### Do this
Gather up the lines that contain "Pappilankoski".
-----
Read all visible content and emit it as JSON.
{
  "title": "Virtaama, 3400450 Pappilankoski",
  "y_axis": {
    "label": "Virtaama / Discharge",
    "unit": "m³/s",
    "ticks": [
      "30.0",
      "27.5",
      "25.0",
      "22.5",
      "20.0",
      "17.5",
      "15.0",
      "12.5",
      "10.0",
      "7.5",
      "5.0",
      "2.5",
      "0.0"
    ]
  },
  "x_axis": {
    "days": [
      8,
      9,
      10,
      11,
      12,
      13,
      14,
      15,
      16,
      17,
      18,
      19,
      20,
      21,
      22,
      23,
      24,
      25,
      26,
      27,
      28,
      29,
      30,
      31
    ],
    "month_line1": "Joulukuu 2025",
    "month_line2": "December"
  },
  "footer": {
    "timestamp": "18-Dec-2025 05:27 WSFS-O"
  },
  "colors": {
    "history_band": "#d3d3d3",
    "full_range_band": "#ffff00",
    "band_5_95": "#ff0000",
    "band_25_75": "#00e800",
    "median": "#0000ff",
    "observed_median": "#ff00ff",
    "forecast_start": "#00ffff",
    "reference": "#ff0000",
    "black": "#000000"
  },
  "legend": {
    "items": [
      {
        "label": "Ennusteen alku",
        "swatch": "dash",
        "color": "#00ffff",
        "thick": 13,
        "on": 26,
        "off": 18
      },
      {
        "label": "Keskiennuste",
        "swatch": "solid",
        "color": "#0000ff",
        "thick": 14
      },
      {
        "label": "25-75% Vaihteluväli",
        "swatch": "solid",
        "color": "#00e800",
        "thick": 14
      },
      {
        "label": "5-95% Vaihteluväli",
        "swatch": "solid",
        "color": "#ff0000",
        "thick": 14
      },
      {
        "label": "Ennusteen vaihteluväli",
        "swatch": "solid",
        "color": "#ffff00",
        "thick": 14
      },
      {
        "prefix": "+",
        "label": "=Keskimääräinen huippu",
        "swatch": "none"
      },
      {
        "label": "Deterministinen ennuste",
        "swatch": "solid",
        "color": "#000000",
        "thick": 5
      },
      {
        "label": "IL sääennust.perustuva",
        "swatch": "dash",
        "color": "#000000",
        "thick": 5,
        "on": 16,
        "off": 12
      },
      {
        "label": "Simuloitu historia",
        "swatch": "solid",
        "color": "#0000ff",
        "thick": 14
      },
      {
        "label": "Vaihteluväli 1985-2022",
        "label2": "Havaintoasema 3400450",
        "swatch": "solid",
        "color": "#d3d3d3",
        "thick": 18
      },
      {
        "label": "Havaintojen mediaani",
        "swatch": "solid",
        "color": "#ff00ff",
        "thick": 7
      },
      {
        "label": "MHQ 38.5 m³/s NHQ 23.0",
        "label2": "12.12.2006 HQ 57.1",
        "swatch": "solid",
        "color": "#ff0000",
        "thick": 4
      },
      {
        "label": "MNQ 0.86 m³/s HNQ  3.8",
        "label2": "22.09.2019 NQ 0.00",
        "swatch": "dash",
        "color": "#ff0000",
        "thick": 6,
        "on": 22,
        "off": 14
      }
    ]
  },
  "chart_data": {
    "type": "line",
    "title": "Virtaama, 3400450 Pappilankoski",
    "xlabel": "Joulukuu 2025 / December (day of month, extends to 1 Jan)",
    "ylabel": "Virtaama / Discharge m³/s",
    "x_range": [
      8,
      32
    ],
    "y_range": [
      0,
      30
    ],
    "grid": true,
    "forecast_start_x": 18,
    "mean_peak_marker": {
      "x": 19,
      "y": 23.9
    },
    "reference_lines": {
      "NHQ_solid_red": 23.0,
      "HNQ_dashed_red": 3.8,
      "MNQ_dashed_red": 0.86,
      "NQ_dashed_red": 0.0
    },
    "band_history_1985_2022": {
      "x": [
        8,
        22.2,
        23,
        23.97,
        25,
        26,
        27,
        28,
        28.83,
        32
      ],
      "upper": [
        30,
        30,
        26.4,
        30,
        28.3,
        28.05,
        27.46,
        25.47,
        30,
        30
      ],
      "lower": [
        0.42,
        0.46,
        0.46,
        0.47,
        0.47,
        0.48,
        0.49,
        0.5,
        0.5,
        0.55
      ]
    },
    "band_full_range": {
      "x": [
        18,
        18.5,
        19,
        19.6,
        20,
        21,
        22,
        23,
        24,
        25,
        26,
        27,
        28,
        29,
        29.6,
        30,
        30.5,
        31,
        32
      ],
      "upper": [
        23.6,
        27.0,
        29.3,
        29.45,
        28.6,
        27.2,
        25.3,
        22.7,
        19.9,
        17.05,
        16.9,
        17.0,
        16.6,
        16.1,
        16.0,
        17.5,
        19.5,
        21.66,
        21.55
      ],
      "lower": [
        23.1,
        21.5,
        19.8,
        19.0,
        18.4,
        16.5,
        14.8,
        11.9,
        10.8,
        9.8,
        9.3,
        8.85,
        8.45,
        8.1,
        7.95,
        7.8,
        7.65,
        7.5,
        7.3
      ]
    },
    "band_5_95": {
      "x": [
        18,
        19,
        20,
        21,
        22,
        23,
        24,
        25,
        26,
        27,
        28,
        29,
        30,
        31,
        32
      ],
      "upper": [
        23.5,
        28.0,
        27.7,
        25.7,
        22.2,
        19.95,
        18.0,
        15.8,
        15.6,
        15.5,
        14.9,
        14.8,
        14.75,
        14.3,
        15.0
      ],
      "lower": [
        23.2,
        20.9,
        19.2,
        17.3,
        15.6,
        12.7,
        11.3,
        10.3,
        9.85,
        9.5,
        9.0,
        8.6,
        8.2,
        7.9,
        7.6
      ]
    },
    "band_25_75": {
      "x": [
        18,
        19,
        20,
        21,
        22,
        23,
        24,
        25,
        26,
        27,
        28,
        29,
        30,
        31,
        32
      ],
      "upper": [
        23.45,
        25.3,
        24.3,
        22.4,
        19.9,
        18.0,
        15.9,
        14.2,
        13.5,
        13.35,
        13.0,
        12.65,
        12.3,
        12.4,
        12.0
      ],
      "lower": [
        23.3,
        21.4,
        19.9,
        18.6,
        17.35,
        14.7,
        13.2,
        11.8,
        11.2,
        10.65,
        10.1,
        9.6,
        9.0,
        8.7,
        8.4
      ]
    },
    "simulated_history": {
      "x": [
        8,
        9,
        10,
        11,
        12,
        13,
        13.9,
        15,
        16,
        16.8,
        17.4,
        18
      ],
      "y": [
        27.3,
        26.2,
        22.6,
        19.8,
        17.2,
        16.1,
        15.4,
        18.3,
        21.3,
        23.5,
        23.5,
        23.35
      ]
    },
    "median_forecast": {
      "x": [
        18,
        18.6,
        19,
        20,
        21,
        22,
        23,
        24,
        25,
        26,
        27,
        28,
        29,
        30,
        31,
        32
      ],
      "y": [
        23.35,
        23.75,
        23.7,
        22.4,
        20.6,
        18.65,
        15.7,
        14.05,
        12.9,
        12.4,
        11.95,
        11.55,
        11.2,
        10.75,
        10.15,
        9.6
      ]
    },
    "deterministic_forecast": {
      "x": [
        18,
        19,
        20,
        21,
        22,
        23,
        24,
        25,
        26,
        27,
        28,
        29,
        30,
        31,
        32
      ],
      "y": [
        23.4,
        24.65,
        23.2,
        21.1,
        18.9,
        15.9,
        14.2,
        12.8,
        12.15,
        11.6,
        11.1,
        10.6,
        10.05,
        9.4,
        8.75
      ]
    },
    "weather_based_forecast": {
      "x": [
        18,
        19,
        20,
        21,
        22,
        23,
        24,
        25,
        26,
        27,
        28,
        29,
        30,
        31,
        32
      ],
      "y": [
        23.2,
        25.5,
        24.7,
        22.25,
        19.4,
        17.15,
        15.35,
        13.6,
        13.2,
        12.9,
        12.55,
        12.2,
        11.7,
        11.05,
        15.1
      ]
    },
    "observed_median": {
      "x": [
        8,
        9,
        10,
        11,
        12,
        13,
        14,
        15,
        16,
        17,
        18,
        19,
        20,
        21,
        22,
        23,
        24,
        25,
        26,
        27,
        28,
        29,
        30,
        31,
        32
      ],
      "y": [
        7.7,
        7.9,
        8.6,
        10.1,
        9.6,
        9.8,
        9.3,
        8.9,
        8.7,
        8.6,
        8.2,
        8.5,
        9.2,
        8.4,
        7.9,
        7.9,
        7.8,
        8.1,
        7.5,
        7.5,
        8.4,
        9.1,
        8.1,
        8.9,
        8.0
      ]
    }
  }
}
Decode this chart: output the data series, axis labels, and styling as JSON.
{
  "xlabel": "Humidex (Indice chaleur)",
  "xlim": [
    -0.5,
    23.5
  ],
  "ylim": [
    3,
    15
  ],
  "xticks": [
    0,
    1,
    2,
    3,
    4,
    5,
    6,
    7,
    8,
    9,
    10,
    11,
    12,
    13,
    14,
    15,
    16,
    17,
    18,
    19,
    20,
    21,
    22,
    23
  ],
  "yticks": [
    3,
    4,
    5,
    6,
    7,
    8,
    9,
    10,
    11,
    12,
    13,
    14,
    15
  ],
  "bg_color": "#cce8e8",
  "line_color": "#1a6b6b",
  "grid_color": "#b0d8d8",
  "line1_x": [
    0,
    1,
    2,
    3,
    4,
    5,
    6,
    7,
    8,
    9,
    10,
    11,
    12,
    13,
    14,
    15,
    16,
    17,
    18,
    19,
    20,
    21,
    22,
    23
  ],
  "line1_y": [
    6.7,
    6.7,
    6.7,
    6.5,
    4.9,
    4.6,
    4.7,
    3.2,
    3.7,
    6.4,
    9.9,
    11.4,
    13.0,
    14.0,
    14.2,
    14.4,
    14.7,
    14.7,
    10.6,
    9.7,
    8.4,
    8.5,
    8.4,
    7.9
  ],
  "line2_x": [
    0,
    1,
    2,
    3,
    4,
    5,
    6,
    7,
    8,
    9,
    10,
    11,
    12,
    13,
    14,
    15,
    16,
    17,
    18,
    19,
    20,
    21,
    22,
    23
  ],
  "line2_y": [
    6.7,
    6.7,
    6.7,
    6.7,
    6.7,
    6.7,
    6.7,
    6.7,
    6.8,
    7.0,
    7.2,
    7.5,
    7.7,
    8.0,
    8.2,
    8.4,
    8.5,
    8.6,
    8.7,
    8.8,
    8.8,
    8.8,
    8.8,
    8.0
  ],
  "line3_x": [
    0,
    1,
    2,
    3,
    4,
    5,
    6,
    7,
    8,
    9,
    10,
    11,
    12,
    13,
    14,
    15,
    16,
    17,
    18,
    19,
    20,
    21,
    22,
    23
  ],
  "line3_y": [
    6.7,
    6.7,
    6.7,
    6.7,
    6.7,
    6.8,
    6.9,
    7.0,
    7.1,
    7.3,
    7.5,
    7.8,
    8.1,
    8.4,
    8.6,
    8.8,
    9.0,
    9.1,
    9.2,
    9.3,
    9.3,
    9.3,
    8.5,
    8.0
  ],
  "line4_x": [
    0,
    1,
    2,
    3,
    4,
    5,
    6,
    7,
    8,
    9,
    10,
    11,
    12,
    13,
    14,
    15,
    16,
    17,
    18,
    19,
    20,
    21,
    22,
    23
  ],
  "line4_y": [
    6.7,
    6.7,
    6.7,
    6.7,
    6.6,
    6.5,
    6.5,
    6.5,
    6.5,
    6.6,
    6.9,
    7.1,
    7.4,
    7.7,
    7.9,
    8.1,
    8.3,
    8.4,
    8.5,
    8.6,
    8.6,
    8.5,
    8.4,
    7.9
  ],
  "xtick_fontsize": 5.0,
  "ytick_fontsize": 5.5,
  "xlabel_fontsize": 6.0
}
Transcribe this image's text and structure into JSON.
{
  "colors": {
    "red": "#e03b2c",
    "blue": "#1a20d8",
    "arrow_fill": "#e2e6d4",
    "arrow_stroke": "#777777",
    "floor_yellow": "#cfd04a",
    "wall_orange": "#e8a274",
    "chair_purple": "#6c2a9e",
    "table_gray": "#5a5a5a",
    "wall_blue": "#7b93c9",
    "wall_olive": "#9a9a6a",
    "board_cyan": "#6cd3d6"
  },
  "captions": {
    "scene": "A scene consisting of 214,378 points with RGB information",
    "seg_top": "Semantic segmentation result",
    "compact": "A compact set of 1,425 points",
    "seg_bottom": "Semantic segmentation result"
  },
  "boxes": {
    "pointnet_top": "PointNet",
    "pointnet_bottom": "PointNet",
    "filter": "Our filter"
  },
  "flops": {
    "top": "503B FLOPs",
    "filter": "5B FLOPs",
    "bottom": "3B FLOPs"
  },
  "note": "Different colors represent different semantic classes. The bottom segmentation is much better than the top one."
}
-----
### Expected output
  "title": "Virtaama, 3400450 Pappilankoski",
    "title": "Virtaama, 3400450 Pappilankoski",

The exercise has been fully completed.